Start of GIVEN ENTRIES

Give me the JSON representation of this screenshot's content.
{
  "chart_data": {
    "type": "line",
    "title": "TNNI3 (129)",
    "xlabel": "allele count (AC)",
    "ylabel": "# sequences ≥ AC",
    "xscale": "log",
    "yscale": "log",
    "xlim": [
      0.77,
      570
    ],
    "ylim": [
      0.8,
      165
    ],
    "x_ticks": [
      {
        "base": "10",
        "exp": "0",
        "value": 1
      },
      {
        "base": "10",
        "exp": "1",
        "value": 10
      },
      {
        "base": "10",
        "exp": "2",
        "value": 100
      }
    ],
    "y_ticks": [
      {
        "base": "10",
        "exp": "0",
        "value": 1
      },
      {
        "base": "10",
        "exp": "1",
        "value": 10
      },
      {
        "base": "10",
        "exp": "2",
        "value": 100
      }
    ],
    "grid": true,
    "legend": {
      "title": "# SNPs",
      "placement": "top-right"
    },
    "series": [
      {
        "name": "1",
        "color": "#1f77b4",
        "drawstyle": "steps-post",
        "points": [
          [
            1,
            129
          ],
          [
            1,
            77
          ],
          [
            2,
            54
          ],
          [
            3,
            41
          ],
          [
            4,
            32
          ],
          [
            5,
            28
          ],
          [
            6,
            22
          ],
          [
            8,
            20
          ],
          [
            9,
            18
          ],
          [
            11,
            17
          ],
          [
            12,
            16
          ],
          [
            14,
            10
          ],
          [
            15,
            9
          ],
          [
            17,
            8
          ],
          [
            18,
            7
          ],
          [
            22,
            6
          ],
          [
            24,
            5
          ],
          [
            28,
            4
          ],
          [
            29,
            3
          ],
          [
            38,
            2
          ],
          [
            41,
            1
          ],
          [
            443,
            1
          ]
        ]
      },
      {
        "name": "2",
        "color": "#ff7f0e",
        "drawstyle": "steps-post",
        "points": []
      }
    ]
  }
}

End of GIVEN ENTRIES

* OBJECTIVE *
In full and verbatim, repeat the records given above.

* SOLUTION BELOW *
Give me the JSON representation of this screenshot's content.
{
  "chart_data": {
    "type": "line",
    "title": "TNNI3 (129)",
    "xlabel": "allele count (AC)",
    "ylabel": "# sequences ≥ AC",
    "xscale": "log",
    "yscale": "log",
    "xlim": [
      0.77,
      570
    ],
    "ylim": [
      0.8,
      165
    ],
    "x_ticks": [
      {
        "base": "10",
        "exp": "0",
        "value": 1
      },
      {
        "base": "10",
        "exp": "1",
        "value": 10
      },
      {
        "base": "10",
        "exp": "2",
        "value": 100
      }
    ],
    "y_ticks": [
      {
        "base": "10",
        "exp": "0",
        "value": 1
      },
      {
        "base": "10",
        "exp": "1",
        "value": 10
      },
      {
        "base": "10",
        "exp": "2",
        "value": 100
      }
    ],
    "grid": true,
    "legend": {
      "title": "# SNPs",
      "placement": "top-right"
    },
    "series": [
      {
        "name": "1",
        "color": "#1f77b4",
        "drawstyle": "steps-post",
        "points": [
          [
            1,
            129
          ],
          [
            1,
            77
          ],
          [
            2,
            54
          ],
          [
            3,
            41
          ],
          [
            4,
            32
          ],
          [
            5,
            28
          ],
          [
            6,
            22
          ],
          [
            8,
            20
          ],
          [
            9,
            18
          ],
          [
            11,
            17
          ],
          [
            12,
            16
          ],
          [
            14,
            10
          ],
          [
            15,
            9
          ],
          [
            17,
            8
          ],
          [
            18,
            7
          ],
          [
            22,
            6
          ],
          [
            24,
            5
          ],
          [
            28,
            4
          ],
          [
            29,
            3
          ],
          [
            38,
            2
          ],
          [
            41,
            1
          ],
          [
            443,
            1
          ]
        ]
      },
      {
        "name": "2",
        "color": "#ff7f0e",
        "drawstyle": "steps-post",
        "points": []
      }
    ]
  }
}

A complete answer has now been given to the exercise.